__PAGE EXTRACT__.
------------------------
I can’t remember which WWE 2K game it was, but on one of them they had this match and couldn’t be bothered paying up for Tyson’s image rights, so they just had a generic man at ringside as the enforcer. Austin and Shawn brawl down the aisle, where Shawn hits Austin with Connecticut Yankee’s drum kit and then throws him into the dumpster left over from the previous bout. Austin goes back to flinging Shawn around back inside however, even getting the Stun Gun for old time’s take, which gets him a two count.

Shawn bails when Austin tries the Stunner, so Austin simply punches him off the apron and Shawn takes a fantastic bump face first onto the announce table. Even with a destroyed back Shawn Michaels was still an absolute bump machine! Shawn eventually manages to get a desperation back body drop to send Austin flying into the front row and then adds a shot with the ring bell. Surprisingly Austin doesn’t come up bleeding from that, which you think they might have done being that it would mirror Austin’s bloody bout from Mania 13 and would give him even more of a mountain to climb in order to win.
------------------------
__Dataset entries__.

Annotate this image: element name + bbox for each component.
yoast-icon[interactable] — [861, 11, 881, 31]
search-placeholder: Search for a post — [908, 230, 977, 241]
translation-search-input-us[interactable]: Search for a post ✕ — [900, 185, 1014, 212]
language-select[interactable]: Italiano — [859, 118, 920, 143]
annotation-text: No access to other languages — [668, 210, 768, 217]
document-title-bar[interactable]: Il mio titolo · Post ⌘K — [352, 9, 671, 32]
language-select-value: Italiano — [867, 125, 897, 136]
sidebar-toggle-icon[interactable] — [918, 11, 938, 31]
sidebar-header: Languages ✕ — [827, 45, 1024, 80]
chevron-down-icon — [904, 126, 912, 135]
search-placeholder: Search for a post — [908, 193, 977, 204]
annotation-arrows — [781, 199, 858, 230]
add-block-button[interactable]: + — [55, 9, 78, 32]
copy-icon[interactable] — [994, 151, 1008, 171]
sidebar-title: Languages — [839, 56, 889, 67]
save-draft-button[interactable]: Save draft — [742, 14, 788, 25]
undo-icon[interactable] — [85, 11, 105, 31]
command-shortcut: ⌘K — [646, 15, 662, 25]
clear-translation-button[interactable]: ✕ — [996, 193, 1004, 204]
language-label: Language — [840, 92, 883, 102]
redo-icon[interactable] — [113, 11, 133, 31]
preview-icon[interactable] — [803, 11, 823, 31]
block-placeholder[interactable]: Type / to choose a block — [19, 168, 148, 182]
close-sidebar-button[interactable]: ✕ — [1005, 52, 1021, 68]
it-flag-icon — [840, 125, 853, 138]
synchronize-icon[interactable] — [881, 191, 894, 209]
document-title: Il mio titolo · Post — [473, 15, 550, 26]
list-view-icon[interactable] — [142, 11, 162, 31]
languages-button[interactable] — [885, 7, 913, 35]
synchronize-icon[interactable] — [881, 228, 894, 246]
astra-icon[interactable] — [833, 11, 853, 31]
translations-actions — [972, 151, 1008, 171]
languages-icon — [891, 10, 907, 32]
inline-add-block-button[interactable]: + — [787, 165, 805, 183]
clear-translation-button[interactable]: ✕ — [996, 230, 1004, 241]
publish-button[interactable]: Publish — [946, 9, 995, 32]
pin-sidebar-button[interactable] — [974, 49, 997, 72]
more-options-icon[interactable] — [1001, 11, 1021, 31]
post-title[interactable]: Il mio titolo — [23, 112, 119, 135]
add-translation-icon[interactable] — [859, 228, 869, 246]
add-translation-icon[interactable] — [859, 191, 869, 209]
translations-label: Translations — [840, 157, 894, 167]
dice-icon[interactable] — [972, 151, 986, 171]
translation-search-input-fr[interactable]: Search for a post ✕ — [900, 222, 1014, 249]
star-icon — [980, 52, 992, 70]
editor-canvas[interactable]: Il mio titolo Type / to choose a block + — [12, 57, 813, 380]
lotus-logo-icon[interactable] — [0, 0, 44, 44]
------------------------
__EXERCISE PROMPT__. Pick up the review of the Steve Austin vs. Shawn Michaels match after its last sentence and write the next part.

__ANSWER SECTION__.
In a funny moment, the crowd chants “Holyfield” as a way to annoy Tyson. Shawn is clearly struggling due to his back now, but he keeps plugging away and takes a big bump over the top rope when Austin flings him over. This allows Shawn to trip Austin up when he comes to get him however and he goes after the challengers heavily braced left leg by ramming it into the ring post. Shawn stays on the leg back inside the ring and eventually locks in the Figure Four Leg Lock, to some scattered Woo’s from the crowd.

Austin manages to turn the Figure Four over and then catapults Shawn into the corner for two, only to then get locked in a sleeper. I actually love the story being told here, with Shawn trying to use holds and veteran smarts to keep the aggressive brawling Austin from trying to get any momentum going. Chioda gets squished in the corner, leaving us with no ref, as Austin makes a minor comeback only for Shawn to (just barely) get the running forearm. He does deliver a doctor befuddling kip up though before heading to the top for an elbow drop.

Shawn teases the Sweet Chin Music, but Austin dodges it and we get the counter sequence immortalised in the opening of WrestleMania 2000 for the N64, as Austin eventually catches the kick and swings Shawn around into a Stunner. Tyson turns on DX by counting the pin and the Austin Era begins.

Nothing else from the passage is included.